_To do:_ Copy all the data exactly, except the pictures.
┌────────
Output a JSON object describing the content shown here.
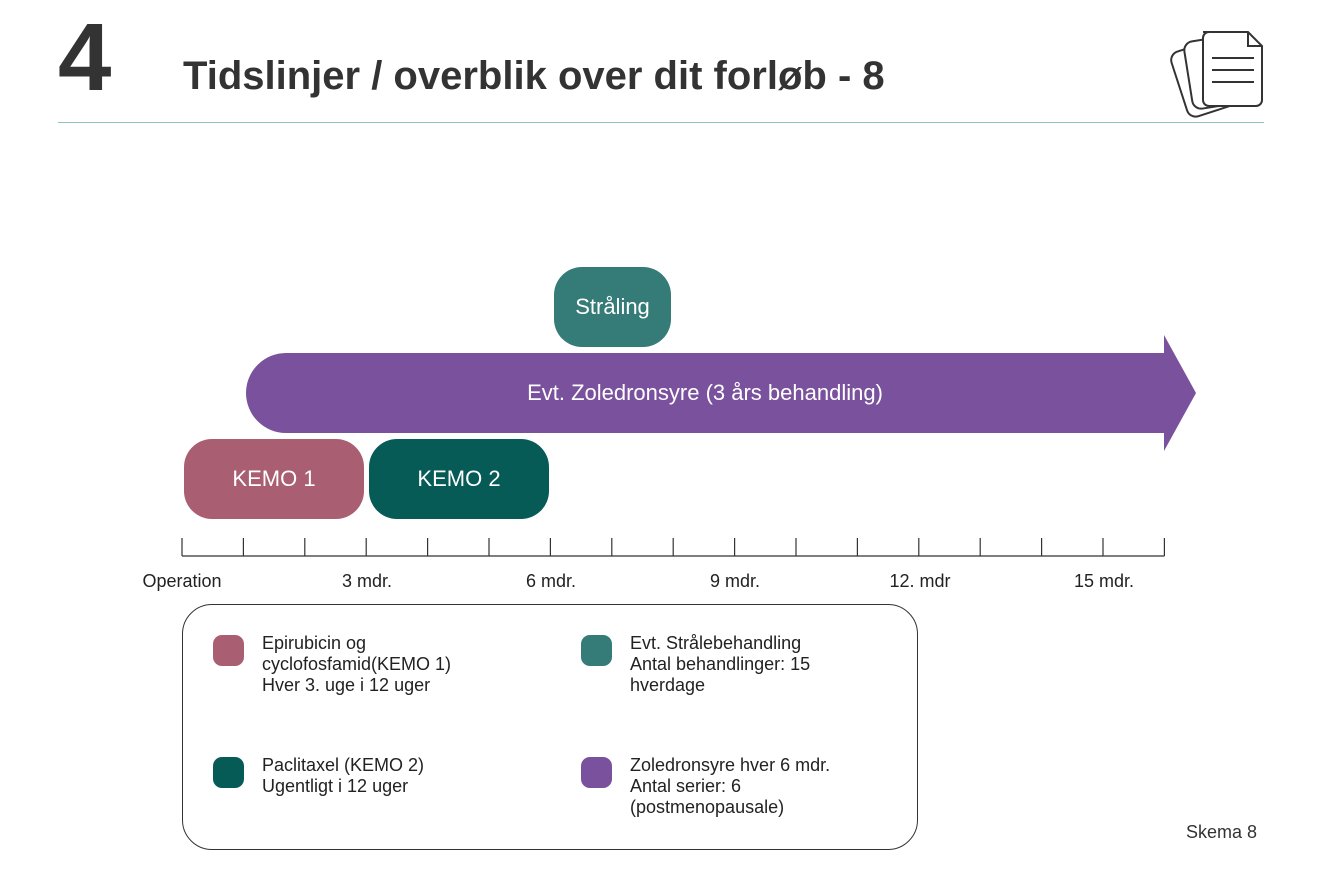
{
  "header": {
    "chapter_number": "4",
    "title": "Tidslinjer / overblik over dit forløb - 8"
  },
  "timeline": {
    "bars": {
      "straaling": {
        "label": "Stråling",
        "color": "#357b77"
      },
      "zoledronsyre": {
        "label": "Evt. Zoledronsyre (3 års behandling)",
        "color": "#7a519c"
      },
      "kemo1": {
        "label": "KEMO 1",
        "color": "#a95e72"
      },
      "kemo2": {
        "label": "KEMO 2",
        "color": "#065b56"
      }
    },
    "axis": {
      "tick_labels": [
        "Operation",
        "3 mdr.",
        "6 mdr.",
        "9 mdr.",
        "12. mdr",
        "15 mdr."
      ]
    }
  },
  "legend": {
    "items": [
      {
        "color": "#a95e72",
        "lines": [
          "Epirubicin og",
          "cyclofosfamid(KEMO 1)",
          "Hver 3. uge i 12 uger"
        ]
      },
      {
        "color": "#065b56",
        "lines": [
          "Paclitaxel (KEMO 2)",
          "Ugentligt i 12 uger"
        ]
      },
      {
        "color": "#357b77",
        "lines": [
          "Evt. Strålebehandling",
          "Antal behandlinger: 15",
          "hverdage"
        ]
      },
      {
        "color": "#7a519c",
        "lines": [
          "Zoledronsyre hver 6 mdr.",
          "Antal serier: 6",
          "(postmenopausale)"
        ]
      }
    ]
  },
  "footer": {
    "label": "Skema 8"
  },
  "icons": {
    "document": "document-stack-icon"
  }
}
└────────
_Task output:_
Output a JSON object describing the content shown here.
{
  "header": {
    "chapter_number": "4",
    "title": "Tidslinjer / overblik over dit forløb - 8"
  },
  "timeline": {
    "bars": {
      "straaling": {
        "label": "Stråling",
        "color": "#357b77"
      },
      "zoledronsyre": {
        "label": "Evt. Zoledronsyre (3 års behandling)",
        "color": "#7a519c"
      },
      "kemo1": {
        "label": "KEMO 1",
        "color": "#a95e72"
      },
      "kemo2": {
        "label": "KEMO 2",
        "color": "#065b56"
      }
    },
    "axis": {
      "tick_labels": [
        "Operation",
        "3 mdr.",
        "6 mdr.",
        "9 mdr.",
        "12. mdr",
        "15 mdr."
      ]
    }
  },
  "legend": {
    "items": [
      {
        "color": "#a95e72",
        "lines": [
          "Epirubicin og",
          "cyclofosfamid(KEMO 1)",
          "Hver 3. uge i 12 uger"
        ]
      },
      {
        "color": "#065b56",
        "lines": [
          "Paclitaxel (KEMO 2)",
          "Ugentligt i 12 uger"
        ]
      },
      {
        "color": "#357b77",
        "lines": [
          "Evt. Strålebehandling",
          "Antal behandlinger: 15",
          "hverdage"
        ]
      },
      {
        "color": "#7a519c",
        "lines": [
          "Zoledronsyre hver 6 mdr.",
          "Antal serier: 6",
          "(postmenopausale)"
        ]
      }
    ]
  },
  "footer": {
    "label": "Skema 8"
  },
  "icons": {
    "document": "document-stack-icon"
  }
}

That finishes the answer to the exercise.